* [PROBLEM TO SOLVE] Pull out every line of the listing below where "измерений" appears.

── RECORDS SUPPLIED ──

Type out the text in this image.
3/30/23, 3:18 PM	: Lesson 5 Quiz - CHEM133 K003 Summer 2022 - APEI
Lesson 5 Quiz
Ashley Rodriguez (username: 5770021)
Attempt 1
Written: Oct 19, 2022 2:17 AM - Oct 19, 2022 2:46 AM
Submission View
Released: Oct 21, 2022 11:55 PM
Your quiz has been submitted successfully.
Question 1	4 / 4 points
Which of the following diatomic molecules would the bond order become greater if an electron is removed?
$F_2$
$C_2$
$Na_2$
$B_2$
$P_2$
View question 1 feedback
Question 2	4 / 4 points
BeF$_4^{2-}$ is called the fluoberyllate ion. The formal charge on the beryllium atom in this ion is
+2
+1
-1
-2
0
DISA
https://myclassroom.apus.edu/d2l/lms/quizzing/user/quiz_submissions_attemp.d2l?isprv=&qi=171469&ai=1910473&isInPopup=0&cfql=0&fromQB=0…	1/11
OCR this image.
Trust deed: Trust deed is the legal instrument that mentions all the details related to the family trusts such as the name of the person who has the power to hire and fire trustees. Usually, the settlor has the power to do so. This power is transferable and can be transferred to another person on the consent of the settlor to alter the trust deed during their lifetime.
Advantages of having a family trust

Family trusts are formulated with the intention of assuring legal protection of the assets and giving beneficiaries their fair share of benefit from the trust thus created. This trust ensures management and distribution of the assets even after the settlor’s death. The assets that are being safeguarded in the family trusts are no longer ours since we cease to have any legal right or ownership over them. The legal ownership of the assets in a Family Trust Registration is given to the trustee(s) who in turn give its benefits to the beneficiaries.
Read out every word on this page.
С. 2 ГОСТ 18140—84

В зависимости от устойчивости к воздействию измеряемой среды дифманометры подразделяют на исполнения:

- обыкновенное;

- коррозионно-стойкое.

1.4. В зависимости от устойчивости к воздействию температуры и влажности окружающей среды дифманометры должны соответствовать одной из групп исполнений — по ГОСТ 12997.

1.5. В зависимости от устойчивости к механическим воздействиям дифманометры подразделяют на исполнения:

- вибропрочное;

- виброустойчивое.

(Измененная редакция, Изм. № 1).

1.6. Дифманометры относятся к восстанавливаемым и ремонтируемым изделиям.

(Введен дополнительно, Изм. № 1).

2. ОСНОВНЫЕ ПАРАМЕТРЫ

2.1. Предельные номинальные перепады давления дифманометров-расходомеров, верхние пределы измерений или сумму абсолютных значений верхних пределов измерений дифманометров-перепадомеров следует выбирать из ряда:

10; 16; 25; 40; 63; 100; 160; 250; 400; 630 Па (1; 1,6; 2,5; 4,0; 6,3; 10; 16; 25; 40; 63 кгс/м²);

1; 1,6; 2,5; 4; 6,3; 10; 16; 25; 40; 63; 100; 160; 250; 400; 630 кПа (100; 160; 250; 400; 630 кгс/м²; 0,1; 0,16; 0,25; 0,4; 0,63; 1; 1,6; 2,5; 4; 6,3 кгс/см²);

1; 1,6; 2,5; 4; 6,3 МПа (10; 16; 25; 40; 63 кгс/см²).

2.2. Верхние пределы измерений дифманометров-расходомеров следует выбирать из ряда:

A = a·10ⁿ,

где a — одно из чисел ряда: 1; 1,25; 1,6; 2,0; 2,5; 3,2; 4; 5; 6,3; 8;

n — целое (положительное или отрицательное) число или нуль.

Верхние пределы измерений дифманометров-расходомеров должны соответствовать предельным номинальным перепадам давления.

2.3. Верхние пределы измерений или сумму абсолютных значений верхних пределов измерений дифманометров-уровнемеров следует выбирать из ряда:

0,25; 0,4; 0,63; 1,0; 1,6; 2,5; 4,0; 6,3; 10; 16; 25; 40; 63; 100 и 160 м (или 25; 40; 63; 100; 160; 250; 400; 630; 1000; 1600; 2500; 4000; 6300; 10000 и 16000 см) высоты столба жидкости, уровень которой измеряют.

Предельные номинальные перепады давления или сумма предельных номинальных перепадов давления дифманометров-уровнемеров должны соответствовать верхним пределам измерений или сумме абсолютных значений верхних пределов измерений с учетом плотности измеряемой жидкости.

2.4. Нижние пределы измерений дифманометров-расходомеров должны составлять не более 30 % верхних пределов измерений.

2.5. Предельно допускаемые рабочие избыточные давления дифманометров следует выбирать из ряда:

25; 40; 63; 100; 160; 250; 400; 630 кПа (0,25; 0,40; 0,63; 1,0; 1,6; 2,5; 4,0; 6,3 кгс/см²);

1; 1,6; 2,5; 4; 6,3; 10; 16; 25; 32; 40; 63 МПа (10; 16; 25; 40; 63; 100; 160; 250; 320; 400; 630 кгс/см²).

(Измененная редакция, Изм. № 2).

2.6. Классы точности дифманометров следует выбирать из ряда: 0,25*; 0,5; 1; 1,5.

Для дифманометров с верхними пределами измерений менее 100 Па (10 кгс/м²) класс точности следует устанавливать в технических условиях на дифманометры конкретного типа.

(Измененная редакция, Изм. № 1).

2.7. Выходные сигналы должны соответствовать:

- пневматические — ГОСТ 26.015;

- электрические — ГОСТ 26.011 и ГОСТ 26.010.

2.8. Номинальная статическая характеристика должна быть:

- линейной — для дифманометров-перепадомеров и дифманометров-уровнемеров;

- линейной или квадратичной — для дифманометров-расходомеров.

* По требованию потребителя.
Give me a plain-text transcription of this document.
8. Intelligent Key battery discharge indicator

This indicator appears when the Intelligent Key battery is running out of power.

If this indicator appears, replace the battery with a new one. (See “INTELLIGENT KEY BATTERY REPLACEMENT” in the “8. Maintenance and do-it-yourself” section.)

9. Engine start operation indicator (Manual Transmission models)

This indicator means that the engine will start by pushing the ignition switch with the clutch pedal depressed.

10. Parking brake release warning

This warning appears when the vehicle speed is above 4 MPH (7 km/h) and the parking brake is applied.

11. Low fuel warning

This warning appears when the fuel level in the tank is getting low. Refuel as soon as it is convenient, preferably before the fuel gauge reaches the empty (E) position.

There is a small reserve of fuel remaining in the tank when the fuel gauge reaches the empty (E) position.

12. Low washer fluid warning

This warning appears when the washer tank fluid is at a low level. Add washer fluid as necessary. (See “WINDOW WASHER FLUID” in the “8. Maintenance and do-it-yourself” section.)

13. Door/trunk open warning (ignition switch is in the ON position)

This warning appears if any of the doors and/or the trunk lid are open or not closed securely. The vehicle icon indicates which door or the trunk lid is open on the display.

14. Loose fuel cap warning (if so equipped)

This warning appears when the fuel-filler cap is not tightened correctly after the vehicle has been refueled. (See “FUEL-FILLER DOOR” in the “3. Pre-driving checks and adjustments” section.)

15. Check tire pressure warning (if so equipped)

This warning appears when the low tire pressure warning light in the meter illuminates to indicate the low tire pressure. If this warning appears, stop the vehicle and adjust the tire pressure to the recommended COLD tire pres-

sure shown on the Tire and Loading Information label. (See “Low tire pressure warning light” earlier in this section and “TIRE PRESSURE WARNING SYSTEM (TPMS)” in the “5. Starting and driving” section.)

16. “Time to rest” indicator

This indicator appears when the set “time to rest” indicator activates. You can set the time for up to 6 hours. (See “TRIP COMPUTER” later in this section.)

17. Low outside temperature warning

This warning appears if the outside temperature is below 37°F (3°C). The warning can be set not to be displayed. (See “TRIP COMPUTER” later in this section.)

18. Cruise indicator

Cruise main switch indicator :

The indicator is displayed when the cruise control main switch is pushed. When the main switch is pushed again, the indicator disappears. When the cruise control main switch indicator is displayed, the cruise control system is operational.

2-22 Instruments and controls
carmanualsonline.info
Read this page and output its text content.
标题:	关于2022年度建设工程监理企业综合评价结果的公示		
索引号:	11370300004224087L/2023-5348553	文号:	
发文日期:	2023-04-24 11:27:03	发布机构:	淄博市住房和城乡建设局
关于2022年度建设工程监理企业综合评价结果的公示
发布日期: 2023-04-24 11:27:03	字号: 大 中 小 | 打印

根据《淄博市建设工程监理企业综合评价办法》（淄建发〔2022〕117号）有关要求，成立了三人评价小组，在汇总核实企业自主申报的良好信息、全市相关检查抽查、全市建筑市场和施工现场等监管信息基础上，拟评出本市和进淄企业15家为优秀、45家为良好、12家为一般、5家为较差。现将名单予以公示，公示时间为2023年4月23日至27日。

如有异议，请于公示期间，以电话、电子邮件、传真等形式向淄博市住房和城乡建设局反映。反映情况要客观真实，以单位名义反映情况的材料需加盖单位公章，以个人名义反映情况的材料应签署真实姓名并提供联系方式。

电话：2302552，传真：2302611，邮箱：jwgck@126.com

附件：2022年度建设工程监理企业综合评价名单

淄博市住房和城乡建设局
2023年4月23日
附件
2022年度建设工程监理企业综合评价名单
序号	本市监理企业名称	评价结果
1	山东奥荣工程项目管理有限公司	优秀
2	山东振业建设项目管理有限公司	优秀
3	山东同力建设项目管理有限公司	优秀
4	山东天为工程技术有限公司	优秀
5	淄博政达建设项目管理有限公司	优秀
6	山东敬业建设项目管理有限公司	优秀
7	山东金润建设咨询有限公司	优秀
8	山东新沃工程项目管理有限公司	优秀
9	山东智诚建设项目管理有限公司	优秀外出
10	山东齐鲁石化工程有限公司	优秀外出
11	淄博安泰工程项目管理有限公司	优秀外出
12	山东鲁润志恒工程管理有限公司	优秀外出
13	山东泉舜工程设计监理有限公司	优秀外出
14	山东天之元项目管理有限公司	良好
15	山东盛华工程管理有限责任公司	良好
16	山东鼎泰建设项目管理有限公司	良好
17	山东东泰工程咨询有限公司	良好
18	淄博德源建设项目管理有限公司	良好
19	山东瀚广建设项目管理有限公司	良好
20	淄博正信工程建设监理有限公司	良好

───

* [RESULT OF THE EXERCISE]
2.1. Предельные номинальные перепады давления дифманометров-расходомеров, верхние пределы измерений или сумму абсолютных значений верхних пределов измерений дифманометров-перепадомеров следует выбирать из ряда:
2.2. Верхние пределы измерений дифманометров-расходомеров следует выбирать из ряда:
Верхние пределы измерений дифманометров-расходомеров должны соответствовать предельным номинальным перепадам давления.
2.3. Верхние пределы измерений или сумму абсолютных значений верхних пределов измерений дифманометров-уровнемеров следует выбирать из ряда:
Предельные номинальные перепады давления или сумма предельных номинальных перепадов давления дифманометров-уровнемеров должны соответствовать верхним пределам измерений или сумме абсолютных значений верхних пределов измерений с учетом плотности измеряемой жидкости.
2.4. Нижние пределы измерений дифманометров-расходомеров должны составлять не более 30 % верхних пределов измерений.
Для дифманометров с верхними пределами измерений менее 100 Па (10 кгс/м²) класс точности следует устанавливать в технических условиях на дифманометры конкретного типа.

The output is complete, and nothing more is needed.